## Records from a collection
** start **

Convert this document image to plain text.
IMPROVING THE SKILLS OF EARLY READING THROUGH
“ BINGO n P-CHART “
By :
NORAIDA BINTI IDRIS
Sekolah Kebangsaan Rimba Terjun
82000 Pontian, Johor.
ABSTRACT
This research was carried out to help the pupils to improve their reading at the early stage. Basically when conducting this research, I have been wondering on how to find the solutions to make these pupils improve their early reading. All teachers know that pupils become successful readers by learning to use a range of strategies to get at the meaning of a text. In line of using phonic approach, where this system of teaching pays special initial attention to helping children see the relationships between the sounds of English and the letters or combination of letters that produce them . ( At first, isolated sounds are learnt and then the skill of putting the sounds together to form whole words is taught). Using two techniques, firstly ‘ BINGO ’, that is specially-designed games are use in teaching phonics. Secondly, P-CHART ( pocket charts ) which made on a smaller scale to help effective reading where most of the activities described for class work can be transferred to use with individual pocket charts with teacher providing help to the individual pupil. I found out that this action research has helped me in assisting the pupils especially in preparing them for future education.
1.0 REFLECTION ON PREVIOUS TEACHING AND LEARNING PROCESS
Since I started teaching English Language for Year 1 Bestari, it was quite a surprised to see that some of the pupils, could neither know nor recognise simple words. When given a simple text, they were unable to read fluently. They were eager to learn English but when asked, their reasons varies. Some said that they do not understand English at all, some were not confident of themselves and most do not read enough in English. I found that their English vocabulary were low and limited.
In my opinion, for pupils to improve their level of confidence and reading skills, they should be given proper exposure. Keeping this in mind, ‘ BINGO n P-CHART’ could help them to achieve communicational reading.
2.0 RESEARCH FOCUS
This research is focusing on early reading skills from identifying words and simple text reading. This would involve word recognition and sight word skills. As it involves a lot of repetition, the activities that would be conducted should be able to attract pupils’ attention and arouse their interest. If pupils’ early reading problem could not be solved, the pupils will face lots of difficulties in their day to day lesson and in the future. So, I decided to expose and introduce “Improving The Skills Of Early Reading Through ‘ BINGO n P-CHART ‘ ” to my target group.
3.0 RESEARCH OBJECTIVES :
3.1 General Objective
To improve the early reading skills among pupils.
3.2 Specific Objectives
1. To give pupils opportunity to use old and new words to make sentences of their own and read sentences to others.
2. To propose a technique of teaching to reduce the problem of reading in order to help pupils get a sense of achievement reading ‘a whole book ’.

** end **

## WHAT NEEDS TO BE DONE
Restate the data above word for word, please.

## SOLUTION TO THIS TASK
Convert this document image to plain text.
IMPROVING THE SKILLS OF EARLY READING THROUGH
“ BINGO n P-CHART “
By :
NORAIDA BINTI IDRIS
Sekolah Kebangsaan Rimba Terjun
82000 Pontian, Johor.
ABSTRACT
This research was carried out to help the pupils to improve their reading at the early stage. Basically when conducting this research, I have been wondering on how to find the solutions to make these pupils improve their early reading. All teachers know that pupils become successful readers by learning to use a range of strategies to get at the meaning of a text. In line of using phonic approach, where this system of teaching pays special initial attention to helping children see the relationships between the sounds of English and the letters or combination of letters that produce them . ( At first, isolated sounds are learnt and then the skill of putting the sounds together to form whole words is taught). Using two techniques, firstly ‘ BINGO ’, that is specially-designed games are use in teaching phonics. Secondly, P-CHART ( pocket charts ) which made on a smaller scale to help effective reading where most of the activities described for class work can be transferred to use with individual pocket charts with teacher providing help to the individual pupil. I found out that this action research has helped me in assisting the pupils especially in preparing them for future education.
1.0 REFLECTION ON PREVIOUS TEACHING AND LEARNING PROCESS
Since I started teaching English Language for Year 1 Bestari, it was quite a surprised to see that some of the pupils, could neither know nor recognise simple words. When given a simple text, they were unable to read fluently. They were eager to learn English but when asked, their reasons varies. Some said that they do not understand English at all, some were not confident of themselves and most do not read enough in English. I found that their English vocabulary were low and limited.
In my opinion, for pupils to improve their level of confidence and reading skills, they should be given proper exposure. Keeping this in mind, ‘ BINGO n P-CHART’ could help them to achieve communicational reading.
2.0 RESEARCH FOCUS
This research is focusing on early reading skills from identifying words and simple text reading. This would involve word recognition and sight word skills. As it involves a lot of repetition, the activities that would be conducted should be able to attract pupils’ attention and arouse their interest. If pupils’ early reading problem could not be solved, the pupils will face lots of difficulties in their day to day lesson and in the future. So, I decided to expose and introduce “Improving The Skills Of Early Reading Through ‘ BINGO n P-CHART ‘ ” to my target group.
3.0 RESEARCH OBJECTIVES :
3.1 General Objective
To improve the early reading skills among pupils.
3.2 Specific Objectives
1. To give pupils opportunity to use old and new words to make sentences of their own and read sentences to others.
2. To propose a technique of teaching to reduce the problem of reading in order to help pupils get a sense of achievement reading ‘a whole book ’.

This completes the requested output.